__WHAT THIS TASK INVOLVES__:
All of the data should be output character for character, except the pictures.

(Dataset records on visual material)
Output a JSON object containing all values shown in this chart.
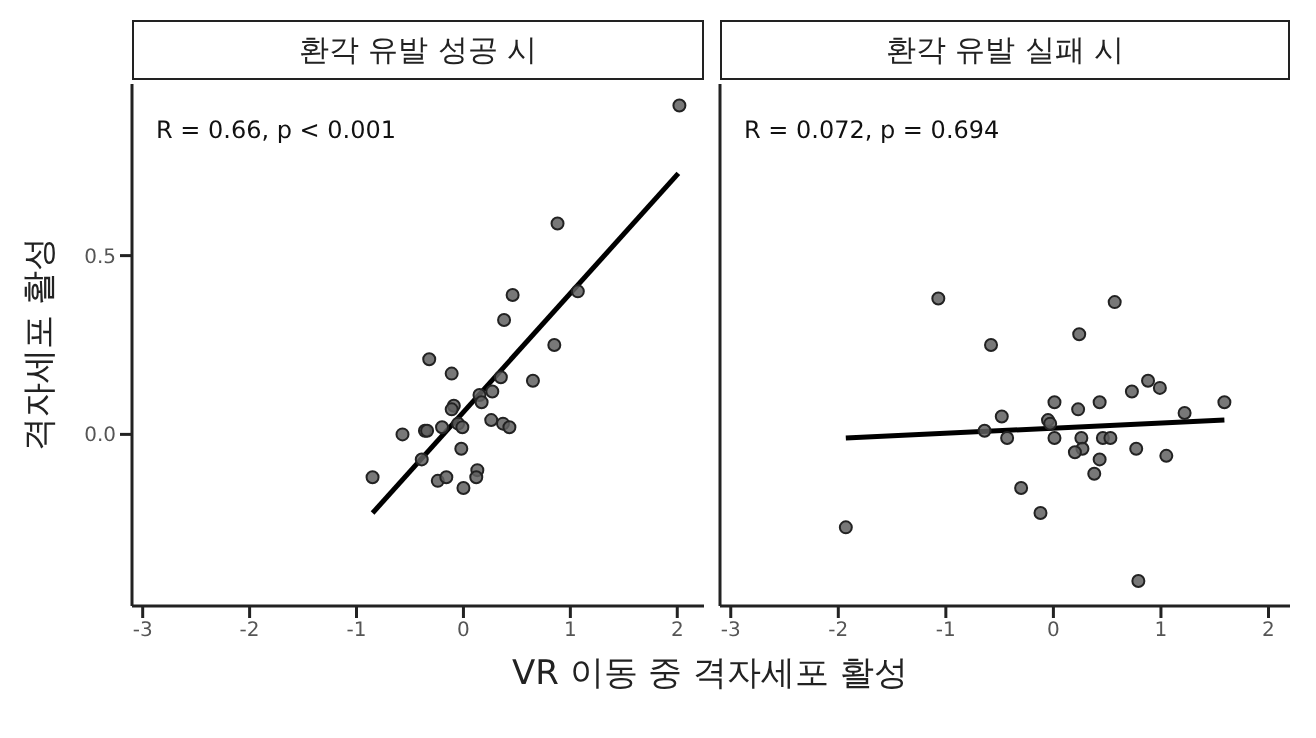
{
  "chart_data": [
    {
      "type": "scatter",
      "title": "환각 유발 성공 시",
      "xlabel": "VR 이동 중 격자세포 활성",
      "ylabel": "격자세포 활성",
      "annotations": [
        "R = 0.66, p < 0.001"
      ],
      "xlim": [
        -3.1,
        2.25
      ],
      "xticks": [
        -3,
        -2,
        -1,
        0,
        1,
        2
      ],
      "ylim": [
        -0.48,
        0.98
      ],
      "yticks": [
        {
          "value": 0,
          "label": "0.0"
        },
        {
          "value": 0.5,
          "label": "0.5"
        }
      ],
      "grid": false,
      "marker": "circle",
      "series": [
        {
          "color": "#606060",
          "x": [
            2.02,
            0.88,
            0.46,
            1.07,
            0.38,
            0.85,
            -0.32,
            -0.11,
            0.35,
            0.65,
            0.15,
            0.27,
            -0.09,
            -0.11,
            0.17,
            0.26,
            -0.05,
            -0.2,
            0.37,
            0.43,
            -0.36,
            -0.34,
            -0.57,
            -0.01,
            -0.02,
            -0.39,
            -0.85,
            0.13,
            0.12,
            -0.24,
            -0.16,
            0
          ],
          "values": [
            0.92,
            0.59,
            0.39,
            0.4,
            0.32,
            0.25,
            0.21,
            0.17,
            0.16,
            0.15,
            0.11,
            0.12,
            0.08,
            0.07,
            0.09,
            0.04,
            0.03,
            0.02,
            0.03,
            0.02,
            0.01,
            0.01,
            0,
            0.02,
            -0.04,
            -0.07,
            -0.12,
            -0.1,
            -0.12,
            -0.13,
            -0.12,
            -0.15
          ]
        },
        {
          "type": "line",
          "marker": "none",
          "color": "#000000",
          "x": [
            -0.85,
            2.01
          ],
          "values": [
            -0.22,
            0.73
          ]
        }
      ]
    },
    {
      "type": "scatter",
      "title": "환각 유발 실패 시",
      "annotations": [
        "R = 0.072, p = 0.694"
      ],
      "tick_labels": "x",
      "xlim": [
        -3.1,
        2.2
      ],
      "xticks": [
        -3,
        -2,
        -1,
        0,
        1,
        2
      ],
      "ylim": [
        -0.48,
        0.98
      ],
      "grid": false,
      "marker": "circle",
      "series": [
        {
          "color": "#606060",
          "x": [
            -1.07,
            0.57,
            0.24,
            -0.58,
            0.88,
            0.99,
            0.73,
            1.59,
            0.01,
            0.43,
            0.23,
            -0.48,
            1.22,
            -0.05,
            -0.03,
            -0.64,
            -0.43,
            0.01,
            0.26,
            0.46,
            0.53,
            0.27,
            0.2,
            0.77,
            0.43,
            1.05,
            0.38,
            -0.3,
            -0.12,
            -1.93,
            0.79
          ],
          "values": [
            0.38,
            0.37,
            0.28,
            0.25,
            0.15,
            0.13,
            0.12,
            0.09,
            0.09,
            0.09,
            0.07,
            0.05,
            0.06,
            0.04,
            0.03,
            0.01,
            -0.01,
            -0.01,
            -0.01,
            -0.01,
            -0.01,
            -0.04,
            -0.05,
            -0.04,
            -0.07,
            -0.06,
            -0.11,
            -0.15,
            -0.22,
            -0.26,
            -0.41
          ]
        },
        {
          "type": "line",
          "marker": "none",
          "color": "#000000",
          "x": [
            -1.93,
            1.59
          ],
          "values": [
            -0.01,
            0.04
          ]
        }
      ]
    }
  ]
}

__TASK RESULT__:
Output a JSON object containing all values shown in this chart.
{
  "chart_data": [
    {
      "type": "scatter",
      "title": "환각 유발 성공 시",
      "xlabel": "VR 이동 중 격자세포 활성",
      "ylabel": "격자세포 활성",
      "annotations": [
        "R = 0.66, p < 0.001"
      ],
      "xlim": [
        -3.1,
        2.25
      ],
      "xticks": [
        -3,
        -2,
        -1,
        0,
        1,
        2
      ],
      "ylim": [
        -0.48,
        0.98
      ],
      "yticks": [
        {
          "value": 0,
          "label": "0.0"
        },
        {
          "value": 0.5,
          "label": "0.5"
        }
      ],
      "grid": false,
      "marker": "circle",
      "series": [
        {
          "color": "#606060",
          "x": [
            2.02,
            0.88,
            0.46,
            1.07,
            0.38,
            0.85,
            -0.32,
            -0.11,
            0.35,
            0.65,
            0.15,
            0.27,
            -0.09,
            -0.11,
            0.17,
            0.26,
            -0.05,
            -0.2,
            0.37,
            0.43,
            -0.36,
            -0.34,
            -0.57,
            -0.01,
            -0.02,
            -0.39,
            -0.85,
            0.13,
            0.12,
            -0.24,
            -0.16,
            0
          ],
          "values": [
            0.92,
            0.59,
            0.39,
            0.4,
            0.32,
            0.25,
            0.21,
            0.17,
            0.16,
            0.15,
            0.11,
            0.12,
            0.08,
            0.07,
            0.09,
            0.04,
            0.03,
            0.02,
            0.03,
            0.02,
            0.01,
            0.01,
            0,
            0.02,
            -0.04,
            -0.07,
            -0.12,
            -0.1,
            -0.12,
            -0.13,
            -0.12,
            -0.15
          ]
        },
        {
          "type": "line",
          "marker": "none",
          "color": "#000000",
          "x": [
            -0.85,
            2.01
          ],
          "values": [
            -0.22,
            0.73
          ]
        }
      ]
    },
    {
      "type": "scatter",
      "title": "환각 유발 실패 시",
      "annotations": [
        "R = 0.072, p = 0.694"
      ],
      "tick_labels": "x",
      "xlim": [
        -3.1,
        2.2
      ],
      "xticks": [
        -3,
        -2,
        -1,
        0,
        1,
        2
      ],
      "ylim": [
        -0.48,
        0.98
      ],
      "grid": false,
      "marker": "circle",
      "series": [
        {
          "color": "#606060",
          "x": [
            -1.07,
            0.57,
            0.24,
            -0.58,
            0.88,
            0.99,
            0.73,
            1.59,
            0.01,
            0.43,
            0.23,
            -0.48,
            1.22,
            -0.05,
            -0.03,
            -0.64,
            -0.43,
            0.01,
            0.26,
            0.46,
            0.53,
            0.27,
            0.2,
            0.77,
            0.43,
            1.05,
            0.38,
            -0.3,
            -0.12,
            -1.93,
            0.79
          ],
          "values": [
            0.38,
            0.37,
            0.28,
            0.25,
            0.15,
            0.13,
            0.12,
            0.09,
            0.09,
            0.09,
            0.07,
            0.05,
            0.06,
            0.04,
            0.03,
            0.01,
            -0.01,
            -0.01,
            -0.01,
            -0.01,
            -0.01,
            -0.04,
            -0.05,
            -0.04,
            -0.07,
            -0.06,
            -0.11,
            -0.15,
            -0.22,
            -0.26,
            -0.41
          ]
        },
        {
          "type": "line",
          "marker": "none",
          "color": "#000000",
          "x": [
            -1.93,
            1.59
          ],
          "values": [
            -0.01,
            0.04
          ]
        }
      ]
    }
  ]
}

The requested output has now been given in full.